>>>

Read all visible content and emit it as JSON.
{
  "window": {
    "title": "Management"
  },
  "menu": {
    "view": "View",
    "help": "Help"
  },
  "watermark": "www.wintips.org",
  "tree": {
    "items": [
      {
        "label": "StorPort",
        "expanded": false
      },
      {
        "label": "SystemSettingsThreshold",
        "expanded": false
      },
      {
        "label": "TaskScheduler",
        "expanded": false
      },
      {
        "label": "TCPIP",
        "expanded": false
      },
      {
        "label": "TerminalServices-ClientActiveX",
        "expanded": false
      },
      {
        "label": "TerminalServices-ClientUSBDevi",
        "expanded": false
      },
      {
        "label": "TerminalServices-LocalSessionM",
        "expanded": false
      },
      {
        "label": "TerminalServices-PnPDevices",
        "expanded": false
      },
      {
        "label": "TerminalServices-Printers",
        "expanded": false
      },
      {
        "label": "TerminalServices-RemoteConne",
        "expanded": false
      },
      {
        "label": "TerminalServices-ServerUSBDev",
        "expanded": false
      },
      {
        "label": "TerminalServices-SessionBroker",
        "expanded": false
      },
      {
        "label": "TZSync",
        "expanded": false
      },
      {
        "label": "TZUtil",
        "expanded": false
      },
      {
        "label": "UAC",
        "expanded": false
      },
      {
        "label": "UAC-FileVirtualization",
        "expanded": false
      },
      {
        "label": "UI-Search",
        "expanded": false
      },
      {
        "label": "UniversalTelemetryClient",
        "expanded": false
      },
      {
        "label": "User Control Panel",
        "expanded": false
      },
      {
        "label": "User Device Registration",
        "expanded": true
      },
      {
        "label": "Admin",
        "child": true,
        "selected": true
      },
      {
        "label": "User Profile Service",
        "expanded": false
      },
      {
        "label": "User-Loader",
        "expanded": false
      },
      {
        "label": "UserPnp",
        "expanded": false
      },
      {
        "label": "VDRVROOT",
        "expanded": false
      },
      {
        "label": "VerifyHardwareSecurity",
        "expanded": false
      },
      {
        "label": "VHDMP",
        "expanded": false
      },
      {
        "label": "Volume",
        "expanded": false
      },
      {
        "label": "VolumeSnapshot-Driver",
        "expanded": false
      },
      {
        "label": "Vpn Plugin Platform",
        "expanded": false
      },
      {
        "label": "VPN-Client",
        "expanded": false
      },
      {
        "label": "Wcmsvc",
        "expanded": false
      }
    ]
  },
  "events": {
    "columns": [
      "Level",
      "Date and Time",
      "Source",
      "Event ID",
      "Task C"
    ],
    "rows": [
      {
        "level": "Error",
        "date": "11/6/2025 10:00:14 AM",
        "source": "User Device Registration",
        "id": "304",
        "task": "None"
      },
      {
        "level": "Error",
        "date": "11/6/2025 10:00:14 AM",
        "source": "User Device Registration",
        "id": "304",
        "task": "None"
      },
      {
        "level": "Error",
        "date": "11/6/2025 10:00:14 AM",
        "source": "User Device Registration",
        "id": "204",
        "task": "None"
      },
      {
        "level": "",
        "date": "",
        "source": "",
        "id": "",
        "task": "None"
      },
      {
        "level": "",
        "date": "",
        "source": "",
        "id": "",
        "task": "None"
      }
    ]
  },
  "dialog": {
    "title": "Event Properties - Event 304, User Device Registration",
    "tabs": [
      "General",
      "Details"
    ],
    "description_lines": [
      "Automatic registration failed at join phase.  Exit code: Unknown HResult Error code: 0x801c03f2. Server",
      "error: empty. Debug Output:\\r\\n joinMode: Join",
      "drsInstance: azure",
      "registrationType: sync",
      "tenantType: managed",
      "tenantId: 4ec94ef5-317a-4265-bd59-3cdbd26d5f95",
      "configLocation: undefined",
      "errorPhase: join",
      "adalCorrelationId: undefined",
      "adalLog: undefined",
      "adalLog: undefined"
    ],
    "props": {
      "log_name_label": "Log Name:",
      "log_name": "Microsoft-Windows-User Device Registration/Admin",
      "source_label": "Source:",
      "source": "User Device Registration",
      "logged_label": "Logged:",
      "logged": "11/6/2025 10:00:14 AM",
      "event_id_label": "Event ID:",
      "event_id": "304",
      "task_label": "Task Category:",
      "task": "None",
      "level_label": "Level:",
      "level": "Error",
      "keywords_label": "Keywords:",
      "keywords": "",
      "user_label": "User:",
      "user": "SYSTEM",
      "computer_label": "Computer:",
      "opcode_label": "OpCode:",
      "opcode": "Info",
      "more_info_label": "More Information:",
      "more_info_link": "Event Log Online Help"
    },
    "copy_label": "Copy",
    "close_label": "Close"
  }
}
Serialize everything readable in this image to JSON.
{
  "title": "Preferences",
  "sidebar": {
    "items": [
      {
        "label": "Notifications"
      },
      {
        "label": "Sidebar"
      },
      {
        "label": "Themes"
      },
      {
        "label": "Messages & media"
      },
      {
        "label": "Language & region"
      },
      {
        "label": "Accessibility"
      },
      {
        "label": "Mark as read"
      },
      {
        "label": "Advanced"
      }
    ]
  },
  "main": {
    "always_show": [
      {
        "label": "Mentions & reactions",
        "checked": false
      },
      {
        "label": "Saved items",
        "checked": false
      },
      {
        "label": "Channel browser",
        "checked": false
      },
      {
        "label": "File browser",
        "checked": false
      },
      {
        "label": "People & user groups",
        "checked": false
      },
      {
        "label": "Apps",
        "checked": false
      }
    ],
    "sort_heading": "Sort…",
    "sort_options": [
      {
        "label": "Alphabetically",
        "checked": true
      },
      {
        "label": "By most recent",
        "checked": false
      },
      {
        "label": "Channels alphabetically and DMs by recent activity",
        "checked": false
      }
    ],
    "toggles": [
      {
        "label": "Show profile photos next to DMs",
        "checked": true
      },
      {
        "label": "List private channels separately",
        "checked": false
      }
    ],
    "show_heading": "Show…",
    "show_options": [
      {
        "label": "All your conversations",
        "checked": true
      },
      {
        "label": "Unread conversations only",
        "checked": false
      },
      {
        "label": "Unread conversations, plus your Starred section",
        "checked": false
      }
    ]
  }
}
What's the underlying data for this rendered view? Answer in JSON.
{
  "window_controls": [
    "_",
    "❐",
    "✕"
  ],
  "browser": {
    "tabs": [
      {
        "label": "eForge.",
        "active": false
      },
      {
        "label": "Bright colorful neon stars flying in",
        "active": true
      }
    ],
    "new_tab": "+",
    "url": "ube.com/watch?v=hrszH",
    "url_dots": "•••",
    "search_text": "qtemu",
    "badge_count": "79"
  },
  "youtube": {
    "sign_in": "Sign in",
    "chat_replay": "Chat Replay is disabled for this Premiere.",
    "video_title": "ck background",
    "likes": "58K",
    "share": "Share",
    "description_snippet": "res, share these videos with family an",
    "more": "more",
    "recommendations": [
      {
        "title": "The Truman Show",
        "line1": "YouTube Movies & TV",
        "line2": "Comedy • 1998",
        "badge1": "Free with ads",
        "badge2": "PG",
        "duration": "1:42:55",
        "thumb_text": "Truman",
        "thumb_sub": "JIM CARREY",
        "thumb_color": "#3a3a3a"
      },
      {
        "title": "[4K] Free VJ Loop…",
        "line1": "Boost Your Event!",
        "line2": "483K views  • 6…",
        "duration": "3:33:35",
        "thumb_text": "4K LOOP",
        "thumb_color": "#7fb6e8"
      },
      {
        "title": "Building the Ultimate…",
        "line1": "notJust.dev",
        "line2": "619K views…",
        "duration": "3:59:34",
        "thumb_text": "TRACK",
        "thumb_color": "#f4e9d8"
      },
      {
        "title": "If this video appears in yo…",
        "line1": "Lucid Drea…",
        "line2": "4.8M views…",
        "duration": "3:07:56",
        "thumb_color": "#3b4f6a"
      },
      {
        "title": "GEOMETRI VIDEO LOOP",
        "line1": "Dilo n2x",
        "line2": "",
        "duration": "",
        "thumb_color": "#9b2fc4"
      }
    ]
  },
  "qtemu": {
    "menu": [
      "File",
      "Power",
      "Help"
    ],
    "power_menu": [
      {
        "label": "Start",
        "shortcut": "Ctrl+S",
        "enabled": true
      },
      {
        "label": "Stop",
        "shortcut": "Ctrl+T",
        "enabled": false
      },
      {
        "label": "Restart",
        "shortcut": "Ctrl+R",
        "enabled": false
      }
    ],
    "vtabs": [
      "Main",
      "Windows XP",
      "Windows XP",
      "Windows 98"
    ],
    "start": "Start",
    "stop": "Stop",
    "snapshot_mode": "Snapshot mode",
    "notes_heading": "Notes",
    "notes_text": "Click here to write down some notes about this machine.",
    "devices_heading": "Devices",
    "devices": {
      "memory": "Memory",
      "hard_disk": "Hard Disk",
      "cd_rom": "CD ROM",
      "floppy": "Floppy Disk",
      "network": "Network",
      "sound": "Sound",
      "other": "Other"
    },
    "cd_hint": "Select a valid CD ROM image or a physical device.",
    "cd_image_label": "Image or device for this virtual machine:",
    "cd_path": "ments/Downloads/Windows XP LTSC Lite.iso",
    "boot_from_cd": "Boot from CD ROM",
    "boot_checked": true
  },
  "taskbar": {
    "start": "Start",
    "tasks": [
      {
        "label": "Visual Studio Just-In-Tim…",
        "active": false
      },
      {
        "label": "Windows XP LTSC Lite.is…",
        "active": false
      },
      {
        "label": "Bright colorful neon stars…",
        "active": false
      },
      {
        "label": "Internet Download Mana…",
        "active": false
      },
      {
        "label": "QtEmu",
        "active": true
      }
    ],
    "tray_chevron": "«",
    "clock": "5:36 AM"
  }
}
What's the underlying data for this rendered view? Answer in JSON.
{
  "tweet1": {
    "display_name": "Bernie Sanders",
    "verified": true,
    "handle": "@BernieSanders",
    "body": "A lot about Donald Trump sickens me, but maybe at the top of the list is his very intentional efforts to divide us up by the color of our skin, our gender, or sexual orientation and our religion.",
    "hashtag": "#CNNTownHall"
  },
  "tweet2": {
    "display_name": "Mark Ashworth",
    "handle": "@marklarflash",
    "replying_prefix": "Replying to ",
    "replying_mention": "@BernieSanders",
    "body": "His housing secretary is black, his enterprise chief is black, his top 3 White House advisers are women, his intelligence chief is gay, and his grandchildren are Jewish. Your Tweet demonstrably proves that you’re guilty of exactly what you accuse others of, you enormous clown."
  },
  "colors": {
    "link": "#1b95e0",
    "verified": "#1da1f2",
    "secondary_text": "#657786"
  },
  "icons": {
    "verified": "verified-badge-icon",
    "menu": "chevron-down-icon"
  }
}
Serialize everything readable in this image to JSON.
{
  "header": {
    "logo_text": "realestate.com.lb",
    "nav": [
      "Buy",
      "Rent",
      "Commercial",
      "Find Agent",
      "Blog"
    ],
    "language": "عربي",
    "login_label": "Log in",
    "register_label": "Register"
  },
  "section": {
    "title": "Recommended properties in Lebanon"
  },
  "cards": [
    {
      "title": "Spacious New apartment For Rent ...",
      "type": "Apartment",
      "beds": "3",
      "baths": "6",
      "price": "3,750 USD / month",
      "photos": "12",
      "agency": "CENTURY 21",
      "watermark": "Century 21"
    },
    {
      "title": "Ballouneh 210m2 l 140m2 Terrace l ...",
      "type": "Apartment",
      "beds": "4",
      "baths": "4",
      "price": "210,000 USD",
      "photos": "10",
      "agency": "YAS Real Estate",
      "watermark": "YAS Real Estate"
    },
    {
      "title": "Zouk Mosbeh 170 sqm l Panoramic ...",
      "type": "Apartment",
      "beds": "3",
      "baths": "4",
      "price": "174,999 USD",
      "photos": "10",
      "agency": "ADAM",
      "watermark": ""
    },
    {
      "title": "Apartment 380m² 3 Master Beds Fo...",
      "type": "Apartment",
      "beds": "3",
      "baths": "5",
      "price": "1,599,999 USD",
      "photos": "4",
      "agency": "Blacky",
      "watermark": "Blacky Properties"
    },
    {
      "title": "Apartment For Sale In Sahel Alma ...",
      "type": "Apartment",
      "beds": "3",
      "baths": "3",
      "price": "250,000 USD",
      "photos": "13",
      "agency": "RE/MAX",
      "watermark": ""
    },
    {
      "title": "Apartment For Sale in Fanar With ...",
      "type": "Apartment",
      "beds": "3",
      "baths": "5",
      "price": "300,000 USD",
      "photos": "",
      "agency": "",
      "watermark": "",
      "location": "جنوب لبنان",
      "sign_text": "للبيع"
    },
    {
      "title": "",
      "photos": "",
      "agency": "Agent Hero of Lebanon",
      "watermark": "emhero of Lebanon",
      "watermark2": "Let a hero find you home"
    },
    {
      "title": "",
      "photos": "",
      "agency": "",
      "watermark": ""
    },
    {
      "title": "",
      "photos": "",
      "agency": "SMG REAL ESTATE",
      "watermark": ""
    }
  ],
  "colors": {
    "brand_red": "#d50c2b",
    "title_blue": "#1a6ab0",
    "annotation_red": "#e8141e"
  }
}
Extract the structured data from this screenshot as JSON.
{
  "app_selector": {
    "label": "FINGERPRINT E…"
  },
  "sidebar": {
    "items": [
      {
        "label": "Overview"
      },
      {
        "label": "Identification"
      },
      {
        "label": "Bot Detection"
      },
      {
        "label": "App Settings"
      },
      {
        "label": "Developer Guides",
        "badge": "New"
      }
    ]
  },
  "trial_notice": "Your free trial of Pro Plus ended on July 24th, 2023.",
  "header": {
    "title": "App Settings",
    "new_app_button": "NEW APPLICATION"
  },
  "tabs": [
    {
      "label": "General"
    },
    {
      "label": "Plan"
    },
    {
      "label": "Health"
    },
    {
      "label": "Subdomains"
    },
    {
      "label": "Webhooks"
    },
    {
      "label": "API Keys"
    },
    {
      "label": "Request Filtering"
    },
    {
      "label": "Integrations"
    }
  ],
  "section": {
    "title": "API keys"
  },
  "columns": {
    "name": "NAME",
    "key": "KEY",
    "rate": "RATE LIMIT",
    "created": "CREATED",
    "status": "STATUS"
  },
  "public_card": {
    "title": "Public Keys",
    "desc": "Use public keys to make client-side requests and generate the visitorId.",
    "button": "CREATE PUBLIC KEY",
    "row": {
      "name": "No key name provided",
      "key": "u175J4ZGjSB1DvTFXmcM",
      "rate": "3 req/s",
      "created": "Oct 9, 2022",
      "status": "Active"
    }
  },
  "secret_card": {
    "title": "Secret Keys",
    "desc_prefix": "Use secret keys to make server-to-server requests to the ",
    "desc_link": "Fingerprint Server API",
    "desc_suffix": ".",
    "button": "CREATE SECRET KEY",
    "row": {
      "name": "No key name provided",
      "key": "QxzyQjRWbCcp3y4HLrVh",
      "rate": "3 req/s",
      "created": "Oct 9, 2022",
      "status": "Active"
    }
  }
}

<<<

TASK STATEMENT: Establish how many lines of the records contain the string "browser" and state that number without elaboration.

EXERCISE RESULT: 3